INSTRUCTION:
What follows is a set of records; restate each one word for word and drop the pictures.

RECORDS SHOWN:
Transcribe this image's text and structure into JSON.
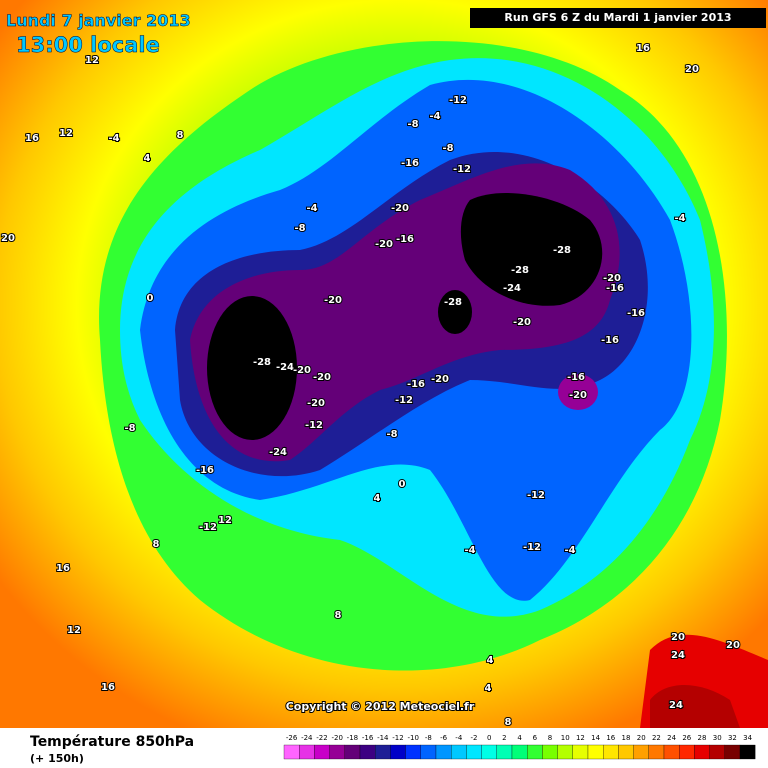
{
  "header": {
    "title": "Lundi 7 janvier 2013",
    "time": "13:00 locale",
    "run": "Run GFS 6 Z du Mardi 1 janvier 2013"
  },
  "copyright": "Copyright © 2012 Meteociel.fr",
  "legend": {
    "title": "Température 850hPa",
    "subtitle": "(+ 150h)",
    "values": [
      -26,
      -24,
      -22,
      -20,
      -18,
      -16,
      -14,
      -12,
      -10,
      -8,
      -6,
      -4,
      -2,
      0,
      2,
      4,
      6,
      8,
      10,
      12,
      14,
      16,
      18,
      20,
      22,
      24,
      26,
      28,
      30,
      32,
      34
    ],
    "colors": [
      "#ff64ff",
      "#e632e6",
      "#c800c8",
      "#960096",
      "#640078",
      "#3c0082",
      "#1e1e96",
      "#0000c8",
      "#0032ff",
      "#0064ff",
      "#0096ff",
      "#00c8ff",
      "#00e6ff",
      "#00ffe6",
      "#00ffb4",
      "#00ff78",
      "#32ff32",
      "#78ff00",
      "#b4ff00",
      "#e6ff00",
      "#ffff00",
      "#ffe600",
      "#ffc800",
      "#ffa000",
      "#ff7800",
      "#ff5000",
      "#ff2800",
      "#e60000",
      "#b40000",
      "#780000",
      "#000000"
    ]
  },
  "contour_labels": [
    -28,
    -28,
    -28,
    -28,
    -24,
    -24,
    -24,
    -20,
    -20,
    -20,
    -20,
    -20,
    -20,
    -20,
    -20,
    -20,
    -20,
    -16,
    -16,
    -16,
    -16,
    -16,
    -16,
    -16,
    -16,
    -12,
    -12,
    -12,
    -12,
    -12,
    -12,
    -12,
    -8,
    -8,
    -8,
    -8,
    -8,
    -4,
    -4,
    -4,
    -4,
    -4,
    0,
    0,
    4,
    4,
    4,
    8,
    8,
    8,
    12,
    12,
    12,
    12,
    16,
    16,
    16,
    16,
    20,
    20,
    20,
    20,
    24,
    24,
    -4,
    4,
    8
  ]
}
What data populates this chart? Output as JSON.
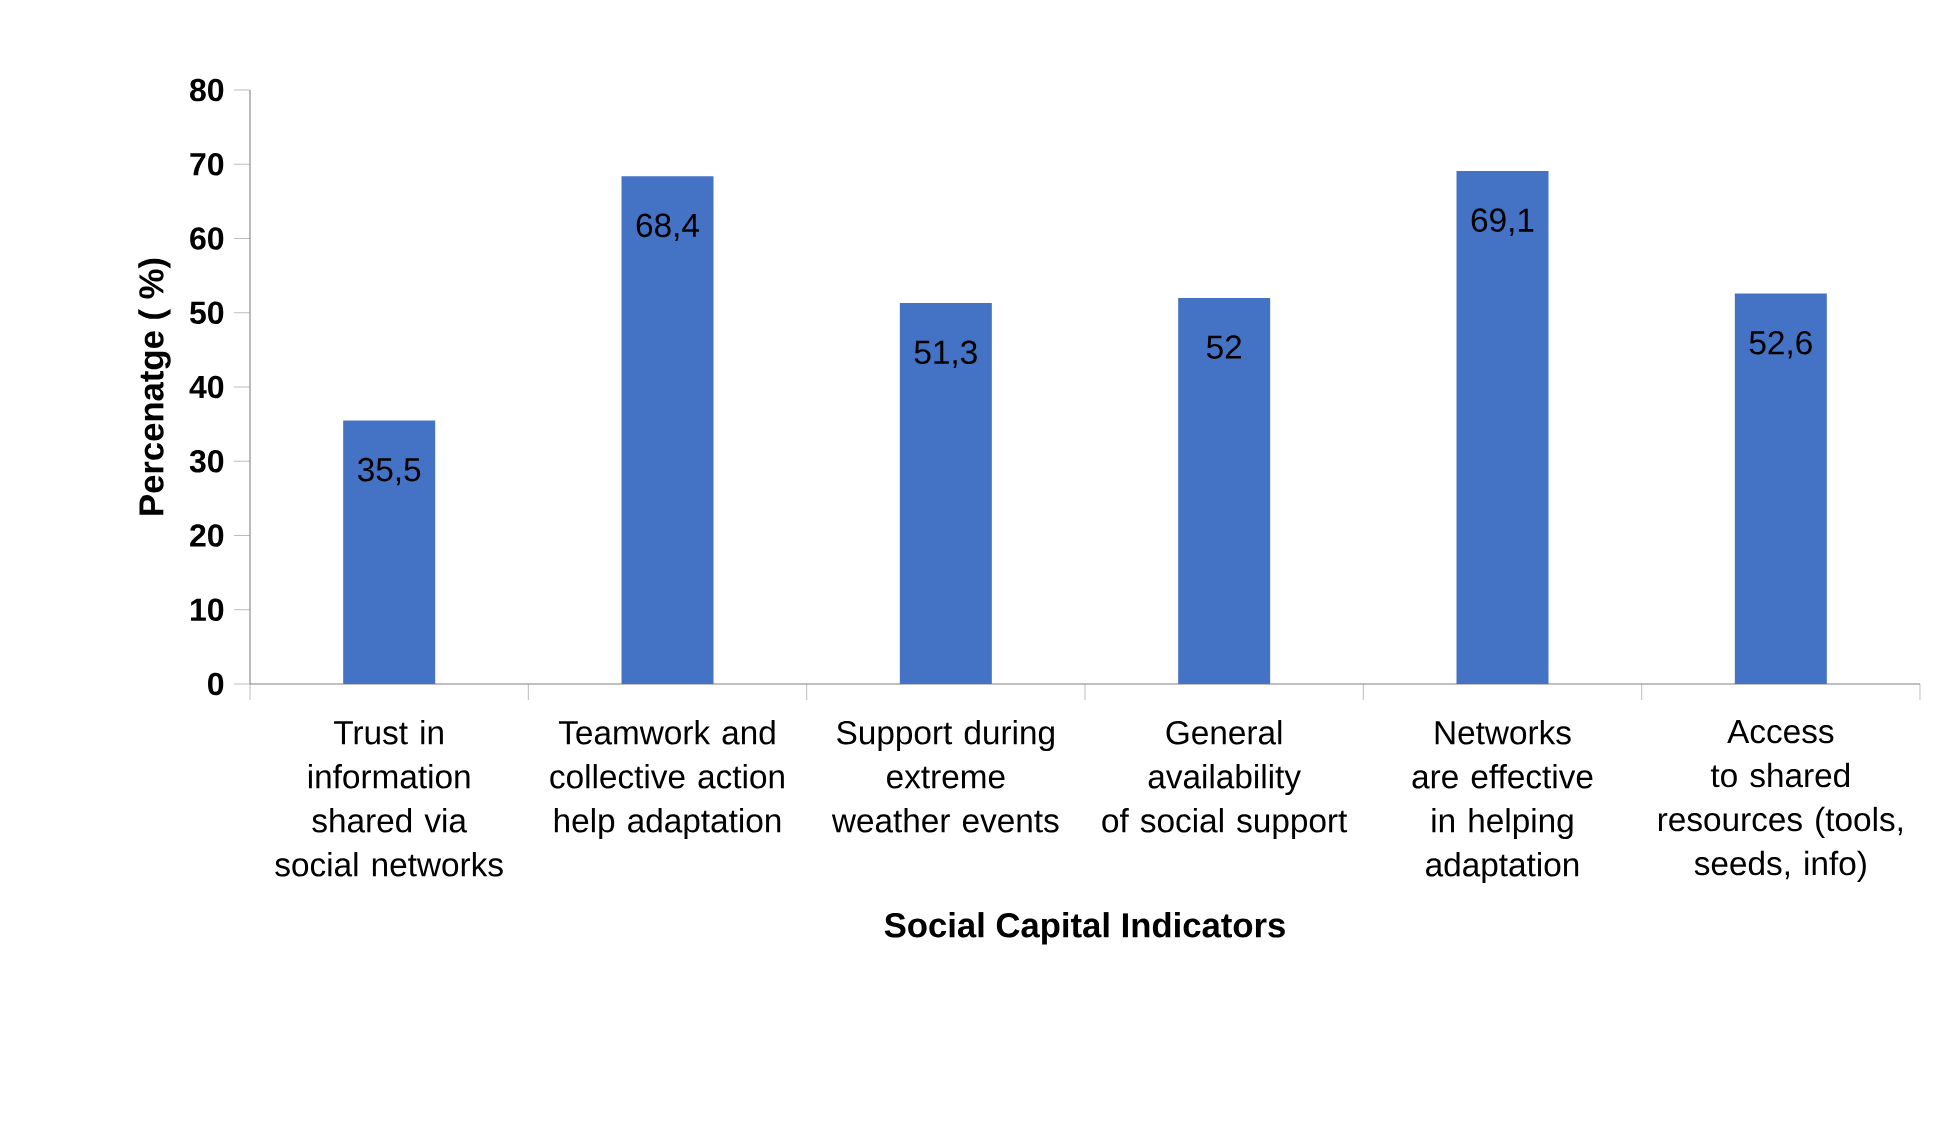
{
  "chart_data": {
    "type": "bar",
    "xlabel": "Social Capital Indicators",
    "ylabel": "Percenatge ( %)",
    "categories": [
      "Trust in information shared via social networks",
      "Teamwork and collective action help adaptation",
      "Support during extreme weather events",
      "General availability of social support",
      "Networks are effective in helping adaptation",
      "Access to shared resources (tools, seeds, info)"
    ],
    "values": [
      35.5,
      68.4,
      51.3,
      52,
      69.1,
      52.6
    ],
    "value_labels": [
      "35,5",
      "68,4",
      "51,3",
      "52",
      "69,1",
      "52,6"
    ],
    "color": "#4472c4",
    "ylim": [
      0,
      80
    ],
    "yticks": [
      0,
      10,
      20,
      30,
      40,
      50,
      60,
      70,
      80
    ],
    "grid": false
  }
}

RESULT FOR THIS TASK:
Transcribe this image's text and structure into JSON.
{
  "header": {
    "title": "Lundi 7 janvier 2013",
    "time": "13:00 locale",
    "run": "Run GFS 6 Z du Mardi 1 janvier 2013"
  },
  "copyright": "Copyright © 2012 Meteociel.fr",
  "legend": {
    "title": "Température 850hPa",
    "subtitle": "(+ 150h)",
    "values": [
      -26,
      -24,
      -22,
      -20,
      -18,
      -16,
      -14,
      -12,
      -10,
      -8,
      -6,
      -4,
      -2,
      0,
      2,
      4,
      6,
      8,
      10,
      12,
      14,
      16,
      18,
      20,
      22,
      24,
      26,
      28,
      30,
      32,
      34
    ],
    "colors": [
      "#ff64ff",
      "#e632e6",
      "#c800c8",
      "#960096",
      "#640078",
      "#3c0082",
      "#1e1e96",
      "#0000c8",
      "#0032ff",
      "#0064ff",
      "#0096ff",
      "#00c8ff",
      "#00e6ff",
      "#00ffe6",
      "#00ffb4",
      "#00ff78",
      "#32ff32",
      "#78ff00",
      "#b4ff00",
      "#e6ff00",
      "#ffff00",
      "#ffe600",
      "#ffc800",
      "#ffa000",
      "#ff7800",
      "#ff5000",
      "#ff2800",
      "#e60000",
      "#b40000",
      "#780000",
      "#000000"
    ]
  },
  "contour_labels": [
    -28,
    -28,
    -28,
    -28,
    -24,
    -24,
    -24,
    -20,
    -20,
    -20,
    -20,
    -20,
    -20,
    -20,
    -20,
    -20,
    -20,
    -16,
    -16,
    -16,
    -16,
    -16,
    -16,
    -16,
    -16,
    -12,
    -12,
    -12,
    -12,
    -12,
    -12,
    -12,
    -8,
    -8,
    -8,
    -8,
    -8,
    -4,
    -4,
    -4,
    -4,
    -4,
    0,
    0,
    4,
    4,
    4,
    8,
    8,
    8,
    12,
    12,
    12,
    12,
    16,
    16,
    16,
    16,
    20,
    20,
    20,
    20,
    24,
    24,
    -4,
    4,
    8
  ]
}
What data populates this chart? Output as JSON.
{
  "chart_data": {
    "type": "bar",
    "xlabel": "Social Capital Indicators",
    "ylabel": "Percenatge ( %)",
    "categories": [
      "Trust in information shared via social networks",
      "Teamwork and collective action help adaptation",
      "Support during extreme weather events",
      "General availability of social support",
      "Networks are effective in helping adaptation",
      "Access to shared resources (tools, seeds, info)"
    ],
    "values": [
      35.5,
      68.4,
      51.3,
      52,
      69.1,
      52.6
    ],
    "value_labels": [
      "35,5",
      "68,4",
      "51,3",
      "52",
      "69,1",
      "52,6"
    ],
    "color": "#4472c4",
    "ylim": [
      0,
      80
    ],
    "yticks": [
      0,
      10,
      20,
      30,
      40,
      50,
      60,
      70,
      80
    ],
    "grid": false
  }
}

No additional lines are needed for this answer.